(Dataset rows)
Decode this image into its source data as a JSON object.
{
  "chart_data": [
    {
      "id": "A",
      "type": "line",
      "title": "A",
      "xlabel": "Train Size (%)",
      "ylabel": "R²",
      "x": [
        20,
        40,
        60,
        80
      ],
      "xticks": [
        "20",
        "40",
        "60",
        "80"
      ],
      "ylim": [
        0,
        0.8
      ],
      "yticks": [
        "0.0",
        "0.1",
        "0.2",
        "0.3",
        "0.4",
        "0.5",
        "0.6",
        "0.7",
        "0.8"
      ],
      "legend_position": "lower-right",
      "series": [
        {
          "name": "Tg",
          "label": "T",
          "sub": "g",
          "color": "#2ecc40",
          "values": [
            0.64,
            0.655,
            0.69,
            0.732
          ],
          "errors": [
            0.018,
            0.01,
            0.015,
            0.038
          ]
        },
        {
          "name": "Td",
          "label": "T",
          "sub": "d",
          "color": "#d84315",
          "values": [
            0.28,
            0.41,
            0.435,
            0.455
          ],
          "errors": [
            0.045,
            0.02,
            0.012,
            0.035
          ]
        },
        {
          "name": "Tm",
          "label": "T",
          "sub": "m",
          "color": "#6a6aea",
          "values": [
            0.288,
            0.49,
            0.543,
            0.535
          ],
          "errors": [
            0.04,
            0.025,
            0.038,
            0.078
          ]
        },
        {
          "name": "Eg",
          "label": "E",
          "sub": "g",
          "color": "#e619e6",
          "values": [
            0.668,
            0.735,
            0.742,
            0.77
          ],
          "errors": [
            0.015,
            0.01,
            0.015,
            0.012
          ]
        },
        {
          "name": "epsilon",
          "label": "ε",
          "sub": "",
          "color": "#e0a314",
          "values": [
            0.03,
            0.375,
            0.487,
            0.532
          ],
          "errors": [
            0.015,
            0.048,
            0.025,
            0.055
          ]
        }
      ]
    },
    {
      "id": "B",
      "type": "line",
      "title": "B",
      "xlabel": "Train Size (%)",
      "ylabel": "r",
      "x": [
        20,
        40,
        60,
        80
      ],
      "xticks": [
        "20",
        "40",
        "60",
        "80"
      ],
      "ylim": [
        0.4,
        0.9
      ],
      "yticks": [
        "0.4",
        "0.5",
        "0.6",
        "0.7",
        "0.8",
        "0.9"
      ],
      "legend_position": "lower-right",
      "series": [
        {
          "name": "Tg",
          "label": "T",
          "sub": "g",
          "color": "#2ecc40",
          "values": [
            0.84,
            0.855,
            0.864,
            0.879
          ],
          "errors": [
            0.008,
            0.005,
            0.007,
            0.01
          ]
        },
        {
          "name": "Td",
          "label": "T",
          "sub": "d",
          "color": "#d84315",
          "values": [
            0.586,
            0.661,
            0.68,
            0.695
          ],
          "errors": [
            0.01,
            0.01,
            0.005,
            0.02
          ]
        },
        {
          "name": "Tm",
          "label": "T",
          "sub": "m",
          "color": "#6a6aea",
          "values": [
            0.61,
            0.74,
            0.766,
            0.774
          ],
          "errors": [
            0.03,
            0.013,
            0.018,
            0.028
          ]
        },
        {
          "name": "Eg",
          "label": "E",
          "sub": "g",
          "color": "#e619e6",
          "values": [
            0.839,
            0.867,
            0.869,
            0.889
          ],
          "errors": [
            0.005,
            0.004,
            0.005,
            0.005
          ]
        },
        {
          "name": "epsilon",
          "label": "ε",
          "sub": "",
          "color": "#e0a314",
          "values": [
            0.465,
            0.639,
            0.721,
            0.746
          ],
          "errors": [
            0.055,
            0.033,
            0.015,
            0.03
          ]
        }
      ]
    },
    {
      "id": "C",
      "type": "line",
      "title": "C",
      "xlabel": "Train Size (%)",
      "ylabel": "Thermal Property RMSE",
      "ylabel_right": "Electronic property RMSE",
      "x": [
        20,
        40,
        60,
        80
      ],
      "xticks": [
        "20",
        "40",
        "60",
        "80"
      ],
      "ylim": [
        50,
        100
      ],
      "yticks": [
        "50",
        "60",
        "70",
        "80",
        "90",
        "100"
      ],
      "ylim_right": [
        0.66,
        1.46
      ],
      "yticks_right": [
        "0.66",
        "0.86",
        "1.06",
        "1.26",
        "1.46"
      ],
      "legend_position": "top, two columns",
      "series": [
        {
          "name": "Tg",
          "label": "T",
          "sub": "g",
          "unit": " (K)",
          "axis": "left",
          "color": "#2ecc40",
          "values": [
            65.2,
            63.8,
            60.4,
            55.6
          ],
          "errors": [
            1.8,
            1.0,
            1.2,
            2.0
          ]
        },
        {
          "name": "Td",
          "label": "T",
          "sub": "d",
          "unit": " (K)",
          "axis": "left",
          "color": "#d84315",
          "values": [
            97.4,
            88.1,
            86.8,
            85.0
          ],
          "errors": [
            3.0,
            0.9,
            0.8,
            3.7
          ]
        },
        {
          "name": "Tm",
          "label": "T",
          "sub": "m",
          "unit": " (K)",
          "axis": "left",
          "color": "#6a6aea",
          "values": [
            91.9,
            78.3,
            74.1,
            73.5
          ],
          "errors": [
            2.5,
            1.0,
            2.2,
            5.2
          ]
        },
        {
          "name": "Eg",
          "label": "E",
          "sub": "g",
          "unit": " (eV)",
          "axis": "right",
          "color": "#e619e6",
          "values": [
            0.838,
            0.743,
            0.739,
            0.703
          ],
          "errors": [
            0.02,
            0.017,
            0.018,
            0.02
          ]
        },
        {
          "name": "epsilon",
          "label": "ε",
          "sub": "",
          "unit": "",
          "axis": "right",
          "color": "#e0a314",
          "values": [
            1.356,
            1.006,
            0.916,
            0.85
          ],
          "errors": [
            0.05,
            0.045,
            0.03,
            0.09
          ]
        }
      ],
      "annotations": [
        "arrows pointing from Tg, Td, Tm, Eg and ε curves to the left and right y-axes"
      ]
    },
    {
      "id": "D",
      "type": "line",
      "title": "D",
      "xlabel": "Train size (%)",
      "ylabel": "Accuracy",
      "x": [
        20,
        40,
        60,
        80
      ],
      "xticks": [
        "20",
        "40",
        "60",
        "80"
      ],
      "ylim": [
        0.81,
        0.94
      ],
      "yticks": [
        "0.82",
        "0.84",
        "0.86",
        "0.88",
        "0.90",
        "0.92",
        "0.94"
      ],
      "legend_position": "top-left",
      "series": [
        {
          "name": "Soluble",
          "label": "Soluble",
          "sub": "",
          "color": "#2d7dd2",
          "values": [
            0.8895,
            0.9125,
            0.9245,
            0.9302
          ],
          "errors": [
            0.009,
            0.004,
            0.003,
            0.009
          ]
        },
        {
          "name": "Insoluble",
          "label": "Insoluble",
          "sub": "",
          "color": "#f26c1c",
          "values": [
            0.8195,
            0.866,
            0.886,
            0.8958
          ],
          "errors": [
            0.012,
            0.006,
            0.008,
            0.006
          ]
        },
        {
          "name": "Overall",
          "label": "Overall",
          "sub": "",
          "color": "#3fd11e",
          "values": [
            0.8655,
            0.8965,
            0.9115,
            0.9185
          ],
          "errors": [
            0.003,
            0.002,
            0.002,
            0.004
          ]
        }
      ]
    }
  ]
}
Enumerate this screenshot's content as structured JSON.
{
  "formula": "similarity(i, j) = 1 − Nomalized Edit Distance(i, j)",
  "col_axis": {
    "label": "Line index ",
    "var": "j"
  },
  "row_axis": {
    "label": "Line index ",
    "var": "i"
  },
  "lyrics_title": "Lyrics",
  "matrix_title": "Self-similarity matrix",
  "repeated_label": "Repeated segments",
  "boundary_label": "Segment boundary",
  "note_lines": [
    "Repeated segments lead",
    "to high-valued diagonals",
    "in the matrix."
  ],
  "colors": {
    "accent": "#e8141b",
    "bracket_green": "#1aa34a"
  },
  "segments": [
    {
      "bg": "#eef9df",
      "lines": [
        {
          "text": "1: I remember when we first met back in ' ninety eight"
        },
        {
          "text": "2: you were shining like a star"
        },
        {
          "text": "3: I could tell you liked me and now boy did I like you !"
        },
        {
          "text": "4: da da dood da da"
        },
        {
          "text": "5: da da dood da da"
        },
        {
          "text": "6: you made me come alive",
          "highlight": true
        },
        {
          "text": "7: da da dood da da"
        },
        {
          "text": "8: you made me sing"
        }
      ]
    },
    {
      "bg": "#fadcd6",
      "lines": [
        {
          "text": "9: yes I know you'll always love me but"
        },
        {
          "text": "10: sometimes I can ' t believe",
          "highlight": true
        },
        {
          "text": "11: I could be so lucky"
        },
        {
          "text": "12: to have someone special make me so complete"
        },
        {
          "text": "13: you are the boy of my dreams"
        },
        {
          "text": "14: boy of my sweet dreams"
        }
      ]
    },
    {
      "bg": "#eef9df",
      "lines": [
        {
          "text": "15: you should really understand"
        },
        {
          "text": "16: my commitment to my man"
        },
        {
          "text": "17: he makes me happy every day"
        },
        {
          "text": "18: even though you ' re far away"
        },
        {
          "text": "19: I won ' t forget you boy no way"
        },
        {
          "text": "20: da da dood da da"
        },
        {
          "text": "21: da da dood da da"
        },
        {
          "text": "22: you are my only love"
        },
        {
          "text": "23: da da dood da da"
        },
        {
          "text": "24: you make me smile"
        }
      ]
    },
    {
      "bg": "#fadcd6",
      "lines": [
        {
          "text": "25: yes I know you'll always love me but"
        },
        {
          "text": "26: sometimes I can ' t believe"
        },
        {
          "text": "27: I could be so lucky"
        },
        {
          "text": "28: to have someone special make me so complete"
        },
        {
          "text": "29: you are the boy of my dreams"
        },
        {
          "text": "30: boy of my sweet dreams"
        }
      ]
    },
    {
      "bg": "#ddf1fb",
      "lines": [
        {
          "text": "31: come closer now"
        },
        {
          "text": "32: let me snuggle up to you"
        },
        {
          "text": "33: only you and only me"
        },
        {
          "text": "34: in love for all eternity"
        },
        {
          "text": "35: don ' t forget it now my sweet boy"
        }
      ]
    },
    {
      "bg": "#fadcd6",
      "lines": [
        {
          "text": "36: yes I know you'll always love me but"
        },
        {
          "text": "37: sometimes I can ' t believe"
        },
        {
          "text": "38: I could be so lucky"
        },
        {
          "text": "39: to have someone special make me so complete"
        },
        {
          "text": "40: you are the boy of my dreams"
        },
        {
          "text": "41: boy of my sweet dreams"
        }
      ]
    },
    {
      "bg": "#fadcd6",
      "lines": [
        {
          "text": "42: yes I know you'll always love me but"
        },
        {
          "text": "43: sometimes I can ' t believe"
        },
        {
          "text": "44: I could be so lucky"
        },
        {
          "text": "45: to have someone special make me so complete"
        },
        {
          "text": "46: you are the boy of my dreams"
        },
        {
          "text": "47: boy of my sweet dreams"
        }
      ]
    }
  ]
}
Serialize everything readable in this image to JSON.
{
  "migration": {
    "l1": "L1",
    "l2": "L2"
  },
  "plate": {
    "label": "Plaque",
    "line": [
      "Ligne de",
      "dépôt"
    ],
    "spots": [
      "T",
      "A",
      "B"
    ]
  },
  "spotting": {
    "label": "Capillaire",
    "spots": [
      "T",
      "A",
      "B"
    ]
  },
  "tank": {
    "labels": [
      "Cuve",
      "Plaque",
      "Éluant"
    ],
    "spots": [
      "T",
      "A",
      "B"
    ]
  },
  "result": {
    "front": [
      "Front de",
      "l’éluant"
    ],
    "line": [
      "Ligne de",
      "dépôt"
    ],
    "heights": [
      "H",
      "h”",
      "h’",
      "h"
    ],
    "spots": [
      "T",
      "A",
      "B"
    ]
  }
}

__EXERCISE TASK__
Go through the material above and copy each line that has the word "know".

__COMPLETE ANSWER__
          "text": "9: yes I know you'll always love me but"
          "text": "25: yes I know you'll always love me but"
          "text": "36: yes I know you'll always love me but"
          "text": "42: yes I know you'll always love me but"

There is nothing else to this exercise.